:: Data to use ::

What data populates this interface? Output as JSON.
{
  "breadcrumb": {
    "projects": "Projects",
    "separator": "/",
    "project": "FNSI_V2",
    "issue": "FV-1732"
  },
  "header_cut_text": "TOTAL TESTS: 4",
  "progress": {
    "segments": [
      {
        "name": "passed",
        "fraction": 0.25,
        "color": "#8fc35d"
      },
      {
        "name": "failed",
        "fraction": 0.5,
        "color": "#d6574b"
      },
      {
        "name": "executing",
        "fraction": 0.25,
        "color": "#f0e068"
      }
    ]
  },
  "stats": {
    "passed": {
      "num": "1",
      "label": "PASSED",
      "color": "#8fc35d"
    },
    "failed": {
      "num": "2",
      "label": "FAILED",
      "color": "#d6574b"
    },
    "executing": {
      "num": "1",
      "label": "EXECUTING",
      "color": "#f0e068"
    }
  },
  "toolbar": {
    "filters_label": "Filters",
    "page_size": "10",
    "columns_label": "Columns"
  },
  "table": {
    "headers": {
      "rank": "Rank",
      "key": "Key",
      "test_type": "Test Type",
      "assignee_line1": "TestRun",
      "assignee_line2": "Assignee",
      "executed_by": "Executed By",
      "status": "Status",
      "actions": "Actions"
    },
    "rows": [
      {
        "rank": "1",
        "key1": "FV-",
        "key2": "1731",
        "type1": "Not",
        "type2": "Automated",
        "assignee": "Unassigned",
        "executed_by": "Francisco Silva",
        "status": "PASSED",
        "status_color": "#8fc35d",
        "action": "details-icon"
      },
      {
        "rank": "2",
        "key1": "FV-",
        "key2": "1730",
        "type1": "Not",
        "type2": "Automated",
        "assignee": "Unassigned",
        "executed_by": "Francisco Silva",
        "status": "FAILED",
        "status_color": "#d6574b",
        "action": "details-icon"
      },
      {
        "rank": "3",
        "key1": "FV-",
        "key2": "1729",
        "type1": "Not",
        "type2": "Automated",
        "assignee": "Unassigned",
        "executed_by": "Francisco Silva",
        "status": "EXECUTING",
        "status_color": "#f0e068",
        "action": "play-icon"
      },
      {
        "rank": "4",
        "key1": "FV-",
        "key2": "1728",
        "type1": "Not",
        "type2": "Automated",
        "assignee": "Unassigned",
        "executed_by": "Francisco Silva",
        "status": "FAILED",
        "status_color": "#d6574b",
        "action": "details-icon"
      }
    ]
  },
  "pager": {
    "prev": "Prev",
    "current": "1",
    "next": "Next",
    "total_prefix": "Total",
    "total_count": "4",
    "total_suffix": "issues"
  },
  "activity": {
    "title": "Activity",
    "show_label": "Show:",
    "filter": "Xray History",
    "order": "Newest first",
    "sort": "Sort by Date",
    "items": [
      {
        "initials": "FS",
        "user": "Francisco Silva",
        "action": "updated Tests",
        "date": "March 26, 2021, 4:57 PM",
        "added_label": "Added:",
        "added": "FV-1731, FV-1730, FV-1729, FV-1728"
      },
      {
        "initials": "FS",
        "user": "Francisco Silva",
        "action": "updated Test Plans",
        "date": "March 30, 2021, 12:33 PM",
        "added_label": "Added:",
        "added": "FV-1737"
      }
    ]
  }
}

:::

*Aim*.
Copy out the whole listing exactly as written.

*The solution*.
What data populates this interface? Output as JSON.
{
  "breadcrumb": {
    "projects": "Projects",
    "separator": "/",
    "project": "FNSI_V2",
    "issue": "FV-1732"
  },
  "header_cut_text": "TOTAL TESTS: 4",
  "progress": {
    "segments": [
      {
        "name": "passed",
        "fraction": 0.25,
        "color": "#8fc35d"
      },
      {
        "name": "failed",
        "fraction": 0.5,
        "color": "#d6574b"
      },
      {
        "name": "executing",
        "fraction": 0.25,
        "color": "#f0e068"
      }
    ]
  },
  "stats": {
    "passed": {
      "num": "1",
      "label": "PASSED",
      "color": "#8fc35d"
    },
    "failed": {
      "num": "2",
      "label": "FAILED",
      "color": "#d6574b"
    },
    "executing": {
      "num": "1",
      "label": "EXECUTING",
      "color": "#f0e068"
    }
  },
  "toolbar": {
    "filters_label": "Filters",
    "page_size": "10",
    "columns_label": "Columns"
  },
  "table": {
    "headers": {
      "rank": "Rank",
      "key": "Key",
      "test_type": "Test Type",
      "assignee_line1": "TestRun",
      "assignee_line2": "Assignee",
      "executed_by": "Executed By",
      "status": "Status",
      "actions": "Actions"
    },
    "rows": [
      {
        "rank": "1",
        "key1": "FV-",
        "key2": "1731",
        "type1": "Not",
        "type2": "Automated",
        "assignee": "Unassigned",
        "executed_by": "Francisco Silva",
        "status": "PASSED",
        "status_color": "#8fc35d",
        "action": "details-icon"
      },
      {
        "rank": "2",
        "key1": "FV-",
        "key2": "1730",
        "type1": "Not",
        "type2": "Automated",
        "assignee": "Unassigned",
        "executed_by": "Francisco Silva",
        "status": "FAILED",
        "status_color": "#d6574b",
        "action": "details-icon"
      },
      {
        "rank": "3",
        "key1": "FV-",
        "key2": "1729",
        "type1": "Not",
        "type2": "Automated",
        "assignee": "Unassigned",
        "executed_by": "Francisco Silva",
        "status": "EXECUTING",
        "status_color": "#f0e068",
        "action": "play-icon"
      },
      {
        "rank": "4",
        "key1": "FV-",
        "key2": "1728",
        "type1": "Not",
        "type2": "Automated",
        "assignee": "Unassigned",
        "executed_by": "Francisco Silva",
        "status": "FAILED",
        "status_color": "#d6574b",
        "action": "details-icon"
      }
    ]
  },
  "pager": {
    "prev": "Prev",
    "current": "1",
    "next": "Next",
    "total_prefix": "Total",
    "total_count": "4",
    "total_suffix": "issues"
  },
  "activity": {
    "title": "Activity",
    "show_label": "Show:",
    "filter": "Xray History",
    "order": "Newest first",
    "sort": "Sort by Date",
    "items": [
      {
        "initials": "FS",
        "user": "Francisco Silva",
        "action": "updated Tests",
        "date": "March 26, 2021, 4:57 PM",
        "added_label": "Added:",
        "added": "FV-1731, FV-1730, FV-1729, FV-1728"
      },
      {
        "initials": "FS",
        "user": "Francisco Silva",
        "action": "updated Test Plans",
        "date": "March 30, 2021, 12:33 PM",
        "added_label": "Added:",
        "added": "FV-1737"
      }
    ]
  }
}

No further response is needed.